» Task prompt:
Take every line containing "sind" out of the records.

Data supplied Block Start

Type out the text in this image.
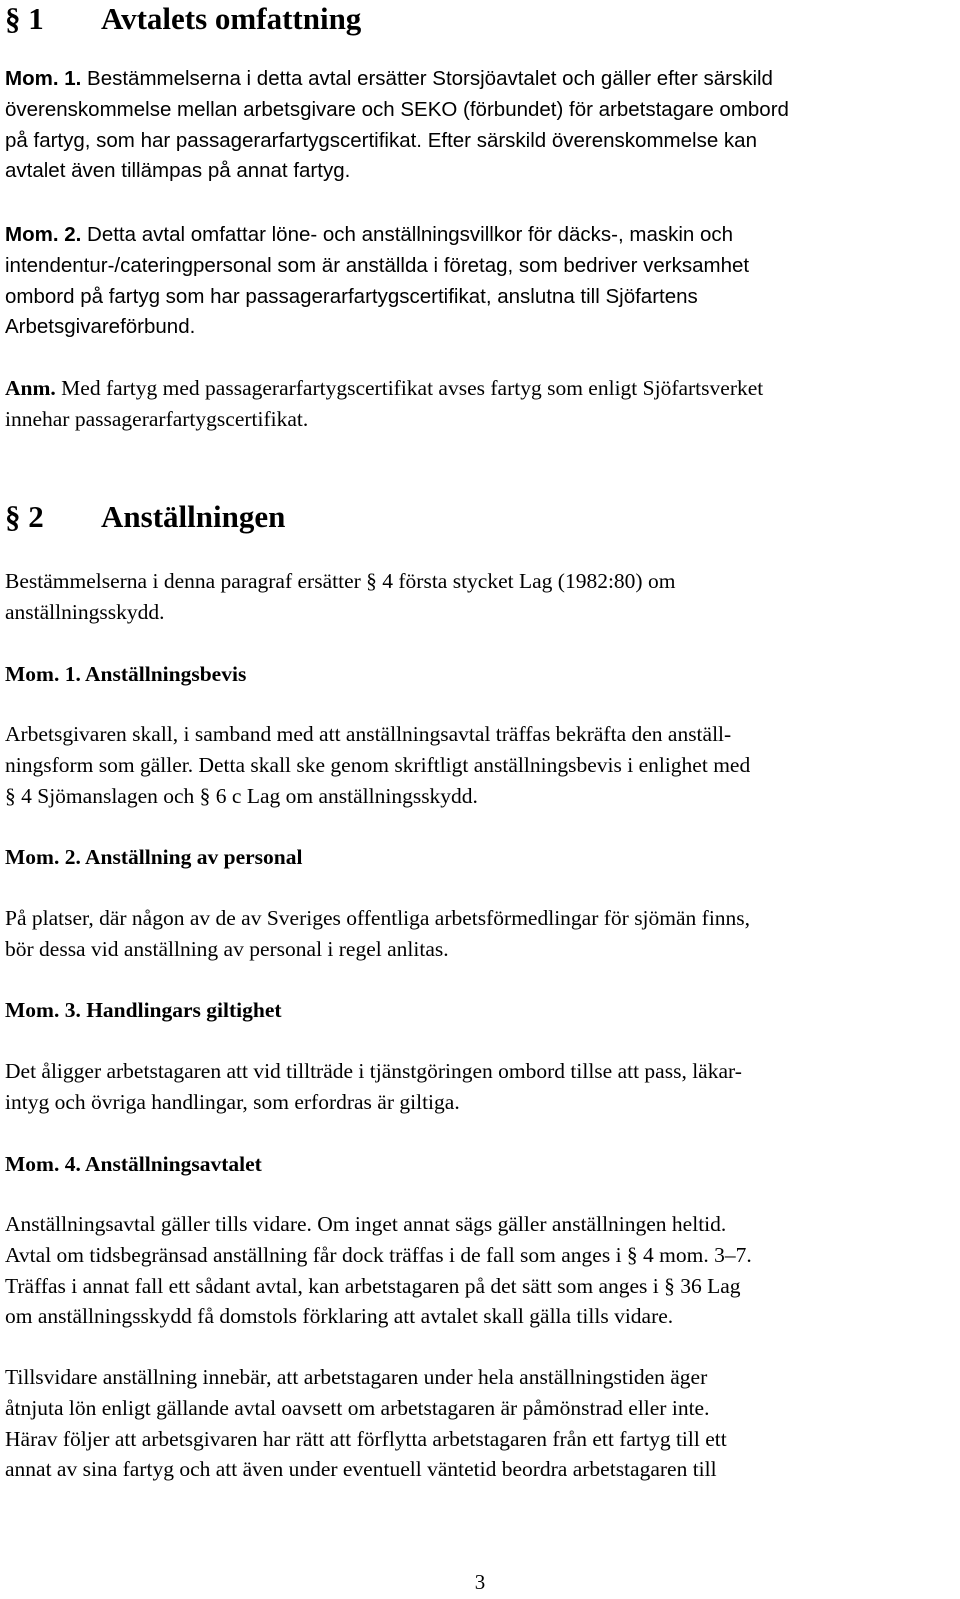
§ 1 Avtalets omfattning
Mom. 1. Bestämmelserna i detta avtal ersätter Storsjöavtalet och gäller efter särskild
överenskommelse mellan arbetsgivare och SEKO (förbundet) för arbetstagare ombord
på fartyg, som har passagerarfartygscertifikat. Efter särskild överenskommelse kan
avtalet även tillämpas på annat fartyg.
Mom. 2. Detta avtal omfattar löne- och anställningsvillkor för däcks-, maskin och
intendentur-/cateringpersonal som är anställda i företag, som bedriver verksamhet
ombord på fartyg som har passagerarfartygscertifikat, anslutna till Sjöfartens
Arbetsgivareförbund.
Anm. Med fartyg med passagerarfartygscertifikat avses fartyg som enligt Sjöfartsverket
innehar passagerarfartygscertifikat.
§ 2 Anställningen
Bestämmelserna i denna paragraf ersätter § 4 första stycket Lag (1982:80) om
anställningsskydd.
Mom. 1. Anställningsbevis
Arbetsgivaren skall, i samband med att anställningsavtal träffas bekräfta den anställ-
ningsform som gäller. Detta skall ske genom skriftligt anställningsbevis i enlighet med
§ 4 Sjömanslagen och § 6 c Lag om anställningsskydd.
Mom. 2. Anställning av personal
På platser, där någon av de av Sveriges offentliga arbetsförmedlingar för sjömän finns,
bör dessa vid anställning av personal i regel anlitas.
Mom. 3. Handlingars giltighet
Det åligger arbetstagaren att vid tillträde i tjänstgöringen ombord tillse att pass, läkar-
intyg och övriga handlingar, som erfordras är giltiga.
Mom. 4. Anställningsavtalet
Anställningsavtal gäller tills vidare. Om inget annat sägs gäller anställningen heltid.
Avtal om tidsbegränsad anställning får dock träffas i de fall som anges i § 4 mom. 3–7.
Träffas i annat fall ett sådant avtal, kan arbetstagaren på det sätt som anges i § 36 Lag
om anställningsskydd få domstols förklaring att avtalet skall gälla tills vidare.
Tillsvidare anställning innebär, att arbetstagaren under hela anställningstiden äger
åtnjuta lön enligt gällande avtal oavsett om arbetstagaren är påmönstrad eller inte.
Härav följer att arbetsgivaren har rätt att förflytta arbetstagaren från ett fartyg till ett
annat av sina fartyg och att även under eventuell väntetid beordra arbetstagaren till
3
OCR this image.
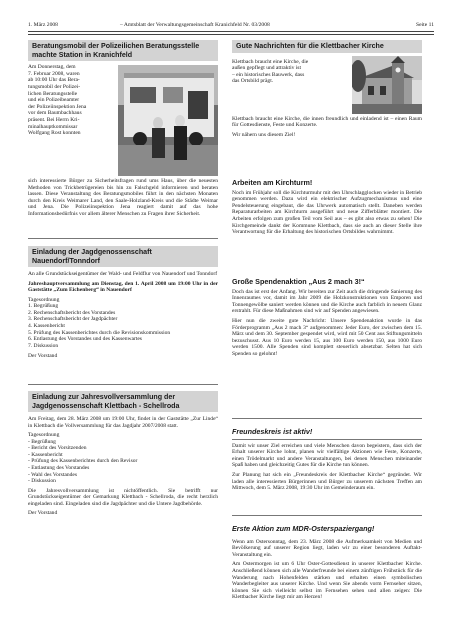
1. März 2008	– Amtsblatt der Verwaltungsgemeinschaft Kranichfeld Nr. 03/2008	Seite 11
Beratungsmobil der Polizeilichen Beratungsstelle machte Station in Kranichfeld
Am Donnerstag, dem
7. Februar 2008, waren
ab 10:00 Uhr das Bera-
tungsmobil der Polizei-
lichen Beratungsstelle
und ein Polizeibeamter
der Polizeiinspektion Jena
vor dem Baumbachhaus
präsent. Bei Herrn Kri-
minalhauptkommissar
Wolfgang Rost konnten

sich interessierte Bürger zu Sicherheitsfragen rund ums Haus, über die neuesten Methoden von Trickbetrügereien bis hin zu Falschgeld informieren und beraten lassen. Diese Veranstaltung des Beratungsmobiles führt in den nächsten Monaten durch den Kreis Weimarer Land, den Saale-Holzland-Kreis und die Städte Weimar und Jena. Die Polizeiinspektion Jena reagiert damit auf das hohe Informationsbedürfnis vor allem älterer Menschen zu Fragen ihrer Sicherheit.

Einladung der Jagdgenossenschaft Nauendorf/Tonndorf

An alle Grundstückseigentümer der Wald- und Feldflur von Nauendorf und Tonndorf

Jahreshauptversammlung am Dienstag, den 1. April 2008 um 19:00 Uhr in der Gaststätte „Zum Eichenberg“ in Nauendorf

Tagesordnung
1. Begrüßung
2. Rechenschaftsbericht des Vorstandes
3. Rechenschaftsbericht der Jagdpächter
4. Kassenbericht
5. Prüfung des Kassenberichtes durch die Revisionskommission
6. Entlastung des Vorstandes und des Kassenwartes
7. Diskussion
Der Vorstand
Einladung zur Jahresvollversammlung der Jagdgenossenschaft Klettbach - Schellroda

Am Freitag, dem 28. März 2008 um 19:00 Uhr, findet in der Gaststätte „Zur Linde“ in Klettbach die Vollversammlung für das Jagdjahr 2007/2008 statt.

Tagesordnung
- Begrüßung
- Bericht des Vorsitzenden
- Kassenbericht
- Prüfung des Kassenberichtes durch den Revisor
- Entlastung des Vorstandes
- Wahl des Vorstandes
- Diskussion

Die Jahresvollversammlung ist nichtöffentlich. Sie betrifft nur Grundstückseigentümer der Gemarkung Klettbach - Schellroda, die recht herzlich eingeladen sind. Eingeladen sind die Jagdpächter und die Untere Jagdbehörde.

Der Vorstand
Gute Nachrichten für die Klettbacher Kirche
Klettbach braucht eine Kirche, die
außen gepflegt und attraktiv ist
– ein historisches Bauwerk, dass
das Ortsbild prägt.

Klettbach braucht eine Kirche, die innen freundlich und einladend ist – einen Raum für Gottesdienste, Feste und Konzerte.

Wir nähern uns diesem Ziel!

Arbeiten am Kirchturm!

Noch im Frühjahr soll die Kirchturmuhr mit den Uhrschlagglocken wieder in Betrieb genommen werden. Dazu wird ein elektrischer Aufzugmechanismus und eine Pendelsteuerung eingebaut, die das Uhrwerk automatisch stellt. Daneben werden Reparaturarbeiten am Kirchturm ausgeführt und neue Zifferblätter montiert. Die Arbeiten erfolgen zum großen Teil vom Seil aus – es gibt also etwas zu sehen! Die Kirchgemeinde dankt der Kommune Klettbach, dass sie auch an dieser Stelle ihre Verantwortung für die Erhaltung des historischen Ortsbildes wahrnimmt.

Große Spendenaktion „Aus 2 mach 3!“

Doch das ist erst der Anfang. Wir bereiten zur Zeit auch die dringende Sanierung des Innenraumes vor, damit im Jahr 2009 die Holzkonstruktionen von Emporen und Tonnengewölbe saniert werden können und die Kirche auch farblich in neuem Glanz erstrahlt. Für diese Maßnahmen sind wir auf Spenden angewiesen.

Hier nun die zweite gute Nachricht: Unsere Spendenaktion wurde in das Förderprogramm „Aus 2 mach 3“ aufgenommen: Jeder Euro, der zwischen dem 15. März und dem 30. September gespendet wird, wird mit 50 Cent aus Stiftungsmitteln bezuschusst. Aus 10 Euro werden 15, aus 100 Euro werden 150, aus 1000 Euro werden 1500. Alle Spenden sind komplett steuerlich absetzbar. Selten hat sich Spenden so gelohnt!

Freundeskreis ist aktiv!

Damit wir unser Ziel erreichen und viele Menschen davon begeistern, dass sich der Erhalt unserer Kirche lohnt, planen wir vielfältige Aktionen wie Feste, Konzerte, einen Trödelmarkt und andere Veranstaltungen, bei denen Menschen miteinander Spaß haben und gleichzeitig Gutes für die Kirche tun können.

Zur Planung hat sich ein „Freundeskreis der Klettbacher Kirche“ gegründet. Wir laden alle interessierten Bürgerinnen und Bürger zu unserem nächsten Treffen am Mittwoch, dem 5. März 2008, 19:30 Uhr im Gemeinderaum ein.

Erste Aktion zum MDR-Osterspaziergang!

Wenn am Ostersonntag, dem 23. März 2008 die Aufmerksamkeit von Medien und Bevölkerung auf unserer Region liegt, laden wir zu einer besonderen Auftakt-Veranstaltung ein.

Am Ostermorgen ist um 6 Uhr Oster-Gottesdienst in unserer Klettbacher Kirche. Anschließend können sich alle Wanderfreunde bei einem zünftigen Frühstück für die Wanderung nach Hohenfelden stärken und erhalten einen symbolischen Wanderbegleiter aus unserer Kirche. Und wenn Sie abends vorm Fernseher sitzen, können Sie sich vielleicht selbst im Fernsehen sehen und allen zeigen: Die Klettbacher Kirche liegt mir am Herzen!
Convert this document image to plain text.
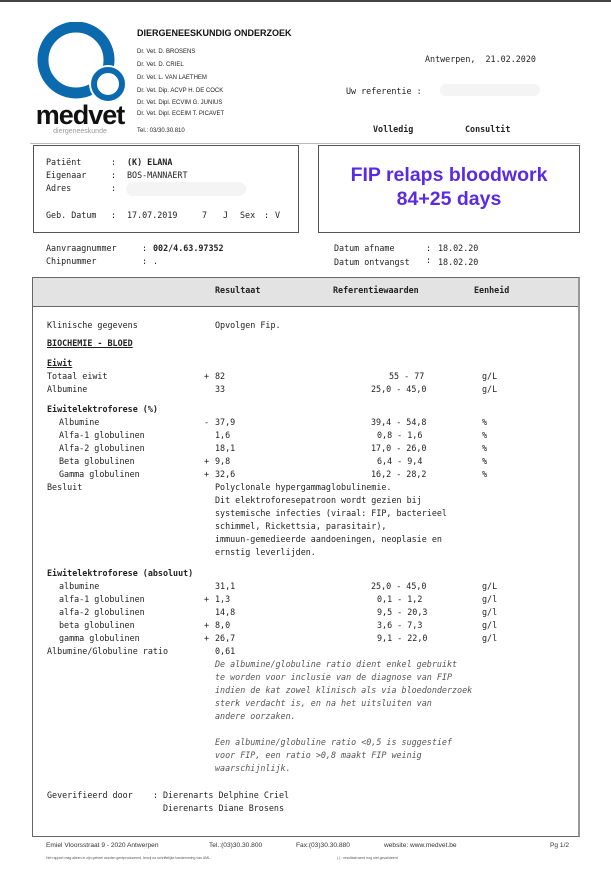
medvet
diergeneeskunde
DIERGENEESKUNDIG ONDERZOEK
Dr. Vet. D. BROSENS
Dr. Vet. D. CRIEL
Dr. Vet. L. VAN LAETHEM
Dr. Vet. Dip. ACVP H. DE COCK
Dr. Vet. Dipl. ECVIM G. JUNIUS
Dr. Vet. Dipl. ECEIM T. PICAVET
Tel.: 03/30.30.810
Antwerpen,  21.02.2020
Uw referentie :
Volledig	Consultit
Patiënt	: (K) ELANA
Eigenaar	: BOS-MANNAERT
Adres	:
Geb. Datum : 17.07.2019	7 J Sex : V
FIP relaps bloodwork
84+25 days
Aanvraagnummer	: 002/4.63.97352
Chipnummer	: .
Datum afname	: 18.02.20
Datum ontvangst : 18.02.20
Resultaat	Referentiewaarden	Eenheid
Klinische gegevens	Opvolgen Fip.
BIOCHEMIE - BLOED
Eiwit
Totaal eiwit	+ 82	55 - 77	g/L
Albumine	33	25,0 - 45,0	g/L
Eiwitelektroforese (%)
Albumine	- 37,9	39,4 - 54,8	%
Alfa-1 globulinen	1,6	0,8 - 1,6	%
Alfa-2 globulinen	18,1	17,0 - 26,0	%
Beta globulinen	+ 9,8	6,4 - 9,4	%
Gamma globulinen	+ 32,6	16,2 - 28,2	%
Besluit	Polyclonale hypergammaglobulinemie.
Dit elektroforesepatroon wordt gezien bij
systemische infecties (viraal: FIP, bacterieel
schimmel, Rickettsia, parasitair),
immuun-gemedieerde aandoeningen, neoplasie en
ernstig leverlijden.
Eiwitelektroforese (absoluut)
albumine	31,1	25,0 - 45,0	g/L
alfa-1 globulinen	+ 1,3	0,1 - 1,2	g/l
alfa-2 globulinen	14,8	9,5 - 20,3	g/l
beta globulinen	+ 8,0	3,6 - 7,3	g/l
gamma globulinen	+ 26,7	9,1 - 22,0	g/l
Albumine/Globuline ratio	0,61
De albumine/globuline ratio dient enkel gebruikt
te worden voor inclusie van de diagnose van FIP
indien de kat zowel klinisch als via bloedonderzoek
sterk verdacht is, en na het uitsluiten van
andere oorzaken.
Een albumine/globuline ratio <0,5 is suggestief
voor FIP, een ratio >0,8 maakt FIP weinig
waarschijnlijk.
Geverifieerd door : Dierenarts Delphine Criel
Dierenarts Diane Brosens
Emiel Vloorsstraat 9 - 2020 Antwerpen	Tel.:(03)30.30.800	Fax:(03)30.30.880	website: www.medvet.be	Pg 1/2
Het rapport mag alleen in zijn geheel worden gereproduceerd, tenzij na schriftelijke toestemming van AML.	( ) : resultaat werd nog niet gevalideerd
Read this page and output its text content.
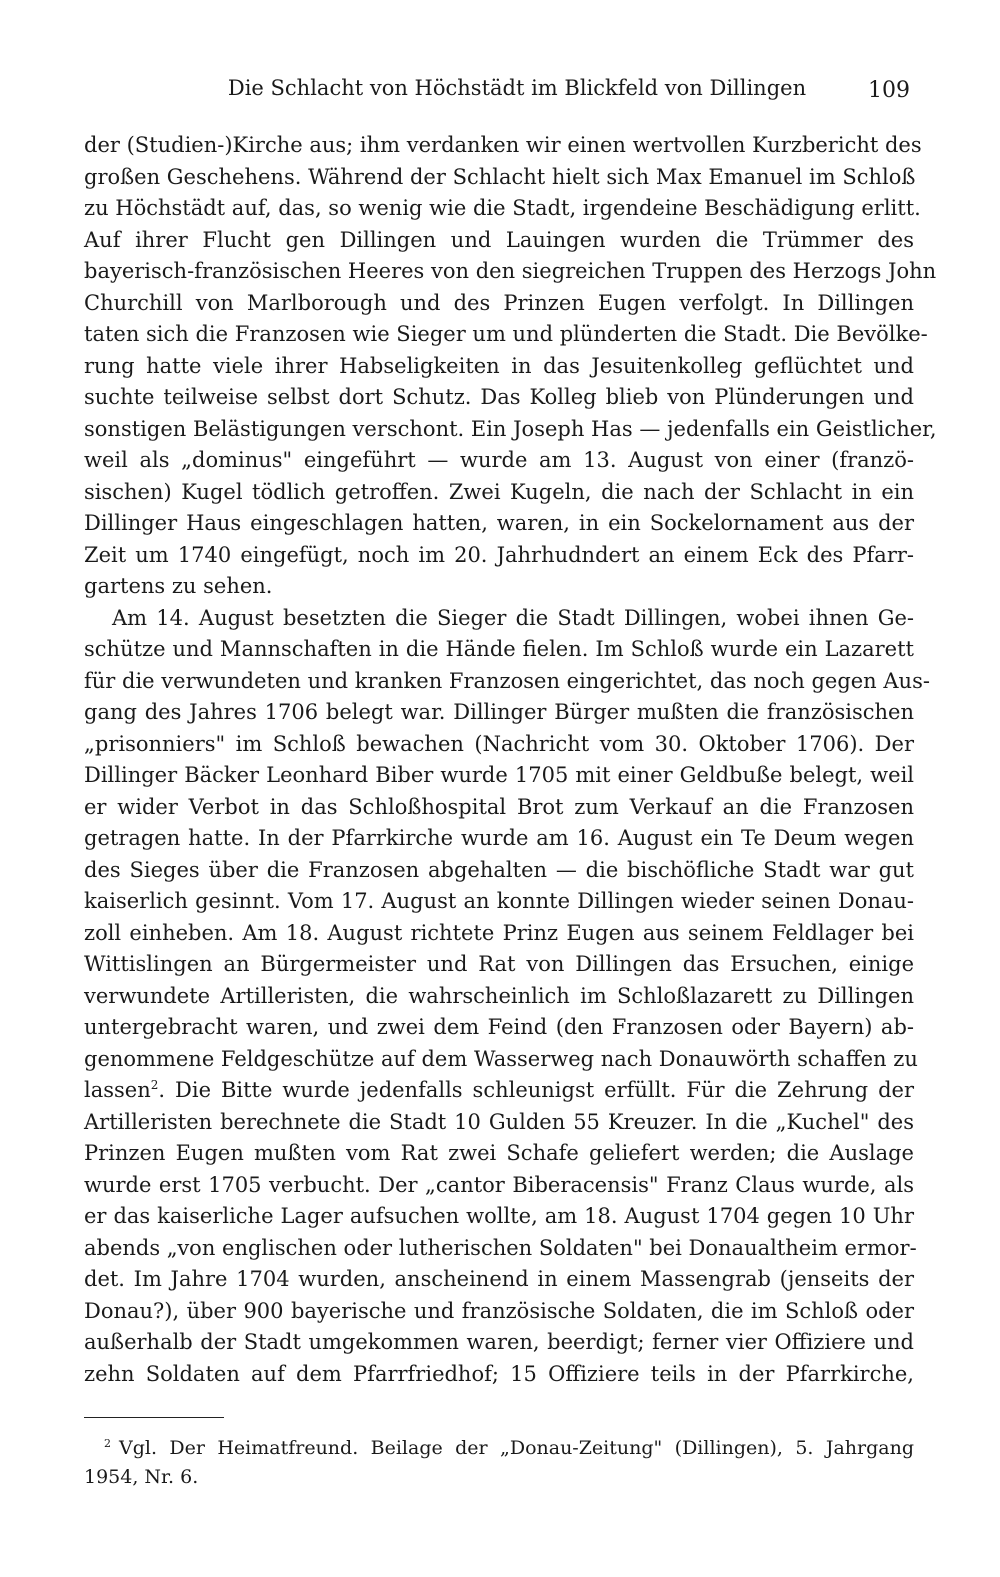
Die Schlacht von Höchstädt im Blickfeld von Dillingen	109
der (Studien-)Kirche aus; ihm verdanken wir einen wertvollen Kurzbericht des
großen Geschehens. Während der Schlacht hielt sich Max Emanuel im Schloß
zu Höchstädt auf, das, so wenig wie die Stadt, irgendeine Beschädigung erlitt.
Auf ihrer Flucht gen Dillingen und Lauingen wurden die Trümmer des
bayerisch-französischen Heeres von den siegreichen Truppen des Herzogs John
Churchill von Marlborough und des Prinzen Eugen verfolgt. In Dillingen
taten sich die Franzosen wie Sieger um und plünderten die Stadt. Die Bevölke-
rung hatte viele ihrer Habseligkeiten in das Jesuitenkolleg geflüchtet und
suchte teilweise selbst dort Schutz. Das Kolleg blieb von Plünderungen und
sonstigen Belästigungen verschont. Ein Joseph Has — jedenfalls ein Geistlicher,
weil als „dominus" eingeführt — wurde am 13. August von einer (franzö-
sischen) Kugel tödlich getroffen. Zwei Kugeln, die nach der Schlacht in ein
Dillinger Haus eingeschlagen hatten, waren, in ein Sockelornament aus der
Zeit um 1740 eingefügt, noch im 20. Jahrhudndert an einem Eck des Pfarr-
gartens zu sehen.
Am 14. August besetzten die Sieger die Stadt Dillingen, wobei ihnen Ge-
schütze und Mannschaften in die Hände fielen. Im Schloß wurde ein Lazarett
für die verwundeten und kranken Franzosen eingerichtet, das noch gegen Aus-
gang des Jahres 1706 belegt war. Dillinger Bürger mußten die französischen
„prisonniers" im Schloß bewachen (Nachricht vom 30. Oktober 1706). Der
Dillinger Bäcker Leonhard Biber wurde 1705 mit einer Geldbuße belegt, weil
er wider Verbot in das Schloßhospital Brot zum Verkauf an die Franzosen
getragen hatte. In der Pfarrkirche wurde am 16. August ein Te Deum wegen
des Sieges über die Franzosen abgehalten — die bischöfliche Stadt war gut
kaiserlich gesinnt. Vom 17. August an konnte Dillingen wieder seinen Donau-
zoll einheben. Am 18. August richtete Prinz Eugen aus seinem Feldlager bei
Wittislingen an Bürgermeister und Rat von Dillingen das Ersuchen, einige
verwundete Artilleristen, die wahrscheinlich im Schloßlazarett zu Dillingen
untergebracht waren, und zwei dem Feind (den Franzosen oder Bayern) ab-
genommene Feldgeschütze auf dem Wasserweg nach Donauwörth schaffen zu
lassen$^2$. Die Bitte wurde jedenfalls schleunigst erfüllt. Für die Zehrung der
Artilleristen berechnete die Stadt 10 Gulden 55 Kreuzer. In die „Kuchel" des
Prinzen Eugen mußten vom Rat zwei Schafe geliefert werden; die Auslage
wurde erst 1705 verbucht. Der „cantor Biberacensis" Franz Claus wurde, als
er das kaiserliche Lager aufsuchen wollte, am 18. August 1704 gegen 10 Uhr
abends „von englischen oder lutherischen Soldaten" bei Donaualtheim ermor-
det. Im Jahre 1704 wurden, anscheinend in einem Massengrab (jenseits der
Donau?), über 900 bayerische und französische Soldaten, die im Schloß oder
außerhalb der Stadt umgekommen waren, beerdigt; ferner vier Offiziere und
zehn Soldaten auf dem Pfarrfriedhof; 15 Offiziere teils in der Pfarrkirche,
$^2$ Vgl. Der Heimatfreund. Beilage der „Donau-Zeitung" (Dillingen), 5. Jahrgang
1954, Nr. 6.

Data supplied Block End

» Solution:
Die Jahresvollversammlung ist nichtöffentlich. Sie betrifft nur Grundstückseigentümer der Gemarkung Klettbach - Schellroda, die recht herzlich eingeladen sind. Eingeladen sind die Jagdpächter und die Untere Jagdbehörde.
Doch das ist erst der Anfang. Wir bereiten zur Zeit auch die dringende Sanierung des Innenraumes vor, damit im Jahr 2009 die Holzkonstruktionen von Emporen und Tonnengewölbe saniert werden können und die Kirche auch farblich in neuem Glanz erstrahlt. Für diese Maßnahmen sind wir auf Spenden angewiesen.
Hier nun die zweite gute Nachricht: Unsere Spendenaktion wurde in das Förderprogramm „Aus 2 mach 3“ aufgenommen: Jeder Euro, der zwischen dem 15. März und dem 30. September gespendet wird, wird mit 50 Cent aus Stiftungsmitteln bezuschusst. Aus 10 Euro werden 15, aus 100 Euro werden 150, aus 1000 Euro werden 1500. Alle Spenden sind komplett steuerlich absetzbar. Selten hat sich Spenden so gelohnt!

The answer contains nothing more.